**SET EXERCISE:** Reproduce the full listing that appears beneath this instruction exactly.

(Dataset items)

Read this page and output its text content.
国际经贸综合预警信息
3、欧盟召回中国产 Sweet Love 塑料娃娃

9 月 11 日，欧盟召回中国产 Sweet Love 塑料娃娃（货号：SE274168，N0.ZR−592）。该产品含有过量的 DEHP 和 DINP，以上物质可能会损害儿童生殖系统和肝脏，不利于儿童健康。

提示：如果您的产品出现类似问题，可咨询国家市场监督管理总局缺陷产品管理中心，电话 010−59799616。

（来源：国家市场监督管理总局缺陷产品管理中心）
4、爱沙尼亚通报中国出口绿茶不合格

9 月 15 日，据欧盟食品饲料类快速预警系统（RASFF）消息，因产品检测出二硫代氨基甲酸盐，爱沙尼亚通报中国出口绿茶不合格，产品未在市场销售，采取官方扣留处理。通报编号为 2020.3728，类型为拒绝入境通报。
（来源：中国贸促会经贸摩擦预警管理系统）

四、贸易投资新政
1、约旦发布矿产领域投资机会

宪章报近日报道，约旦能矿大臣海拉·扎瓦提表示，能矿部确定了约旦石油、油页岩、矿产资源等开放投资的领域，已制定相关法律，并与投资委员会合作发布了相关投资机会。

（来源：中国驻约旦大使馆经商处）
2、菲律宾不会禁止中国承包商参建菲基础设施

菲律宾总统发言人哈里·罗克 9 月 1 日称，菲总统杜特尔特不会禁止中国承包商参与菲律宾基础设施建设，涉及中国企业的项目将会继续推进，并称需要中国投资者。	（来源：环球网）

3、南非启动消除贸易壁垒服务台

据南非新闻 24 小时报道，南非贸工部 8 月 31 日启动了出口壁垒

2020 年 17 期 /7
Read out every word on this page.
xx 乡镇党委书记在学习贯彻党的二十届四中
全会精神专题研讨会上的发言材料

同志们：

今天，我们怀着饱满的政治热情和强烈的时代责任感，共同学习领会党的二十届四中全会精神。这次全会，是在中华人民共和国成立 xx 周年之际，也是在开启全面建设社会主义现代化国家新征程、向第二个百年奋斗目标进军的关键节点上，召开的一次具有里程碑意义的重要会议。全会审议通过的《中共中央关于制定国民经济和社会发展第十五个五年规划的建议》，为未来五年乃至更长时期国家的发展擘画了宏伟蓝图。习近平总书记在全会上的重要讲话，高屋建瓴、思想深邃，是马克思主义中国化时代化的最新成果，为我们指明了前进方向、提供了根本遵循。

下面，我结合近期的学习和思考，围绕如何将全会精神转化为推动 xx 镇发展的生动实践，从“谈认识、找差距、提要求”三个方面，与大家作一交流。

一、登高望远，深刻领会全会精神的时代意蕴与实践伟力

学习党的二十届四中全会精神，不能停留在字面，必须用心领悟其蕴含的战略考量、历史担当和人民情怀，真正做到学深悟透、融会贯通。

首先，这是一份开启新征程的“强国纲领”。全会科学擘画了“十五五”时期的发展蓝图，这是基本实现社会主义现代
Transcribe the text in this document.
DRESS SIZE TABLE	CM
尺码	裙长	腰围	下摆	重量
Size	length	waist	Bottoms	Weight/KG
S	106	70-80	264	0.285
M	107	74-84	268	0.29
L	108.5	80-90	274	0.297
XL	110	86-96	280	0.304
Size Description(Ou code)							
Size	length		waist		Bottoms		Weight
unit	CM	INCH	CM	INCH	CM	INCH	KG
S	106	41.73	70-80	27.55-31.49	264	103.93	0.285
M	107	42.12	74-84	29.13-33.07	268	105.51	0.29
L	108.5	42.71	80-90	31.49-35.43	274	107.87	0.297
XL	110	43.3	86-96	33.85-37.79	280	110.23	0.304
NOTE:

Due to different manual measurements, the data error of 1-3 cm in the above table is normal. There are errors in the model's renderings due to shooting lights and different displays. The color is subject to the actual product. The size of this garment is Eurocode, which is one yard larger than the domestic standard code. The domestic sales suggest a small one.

**FINISHED ANSWER:**
Read this page and output its text content.
国际经贸综合预警信息
3、欧盟召回中国产 Sweet Love 塑料娃娃

9 月 11 日，欧盟召回中国产 Sweet Love 塑料娃娃（货号：SE274168，N0.ZR−592）。该产品含有过量的 DEHP 和 DINP，以上物质可能会损害儿童生殖系统和肝脏，不利于儿童健康。

提示：如果您的产品出现类似问题，可咨询国家市场监督管理总局缺陷产品管理中心，电话 010−59799616。

（来源：国家市场监督管理总局缺陷产品管理中心）
4、爱沙尼亚通报中国出口绿茶不合格

9 月 15 日，据欧盟食品饲料类快速预警系统（RASFF）消息，因产品检测出二硫代氨基甲酸盐，爱沙尼亚通报中国出口绿茶不合格，产品未在市场销售，采取官方扣留处理。通报编号为 2020.3728，类型为拒绝入境通报。
（来源：中国贸促会经贸摩擦预警管理系统）

四、贸易投资新政
1、约旦发布矿产领域投资机会

宪章报近日报道，约旦能矿大臣海拉·扎瓦提表示，能矿部确定了约旦石油、油页岩、矿产资源等开放投资的领域，已制定相关法律，并与投资委员会合作发布了相关投资机会。

（来源：中国驻约旦大使馆经商处）
2、菲律宾不会禁止中国承包商参建菲基础设施

菲律宾总统发言人哈里·罗克 9 月 1 日称，菲总统杜特尔特不会禁止中国承包商参与菲律宾基础设施建设，涉及中国企业的项目将会继续推进，并称需要中国投资者。	（来源：环球网）

3、南非启动消除贸易壁垒服务台

据南非新闻 24 小时报道，南非贸工部 8 月 31 日启动了出口壁垒

2020 年 17 期 /7
Read out every word on this page.
xx 乡镇党委书记在学习贯彻党的二十届四中
全会精神专题研讨会上的发言材料

同志们：

今天，我们怀着饱满的政治热情和强烈的时代责任感，共同学习领会党的二十届四中全会精神。这次全会，是在中华人民共和国成立 xx 周年之际，也是在开启全面建设社会主义现代化国家新征程、向第二个百年奋斗目标进军的关键节点上，召开的一次具有里程碑意义的重要会议。全会审议通过的《中共中央关于制定国民经济和社会发展第十五个五年规划的建议》，为未来五年乃至更长时期国家的发展擘画了宏伟蓝图。习近平总书记在全会上的重要讲话，高屋建瓴、思想深邃，是马克思主义中国化时代化的最新成果，为我们指明了前进方向、提供了根本遵循。

下面，我结合近期的学习和思考，围绕如何将全会精神转化为推动 xx 镇发展的生动实践，从“谈认识、找差距、提要求”三个方面，与大家作一交流。

一、登高望远，深刻领会全会精神的时代意蕴与实践伟力

学习党的二十届四中全会精神，不能停留在字面，必须用心领悟其蕴含的战略考量、历史担当和人民情怀，真正做到学深悟透、融会贯通。

首先，这是一份开启新征程的“强国纲领”。全会科学擘画了“十五五”时期的发展蓝图，这是基本实现社会主义现代
Transcribe the text in this document.
DRESS SIZE TABLE	CM
尺码	裙长	腰围	下摆	重量
Size	length	waist	Bottoms	Weight/KG
S	106	70-80	264	0.285
M	107	74-84	268	0.29
L	108.5	80-90	274	0.297
XL	110	86-96	280	0.304
Size Description(Ou code)							
Size	length		waist		Bottoms		Weight
unit	CM	INCH	CM	INCH	CM	INCH	KG
S	106	41.73	70-80	27.55-31.49	264	103.93	0.285
M	107	42.12	74-84	29.13-33.07	268	105.51	0.29
L	108.5	42.71	80-90	31.49-35.43	274	107.87	0.297
XL	110	43.3	86-96	33.85-37.79	280	110.23	0.304
NOTE:

Due to different manual measurements, the data error of 1-3 cm in the above table is normal. There are errors in the model's renderings due to shooting lights and different displays. The color is subject to the actual product. The size of this garment is Eurocode, which is one yard larger than the domestic standard code. The domestic sales suggest a small one.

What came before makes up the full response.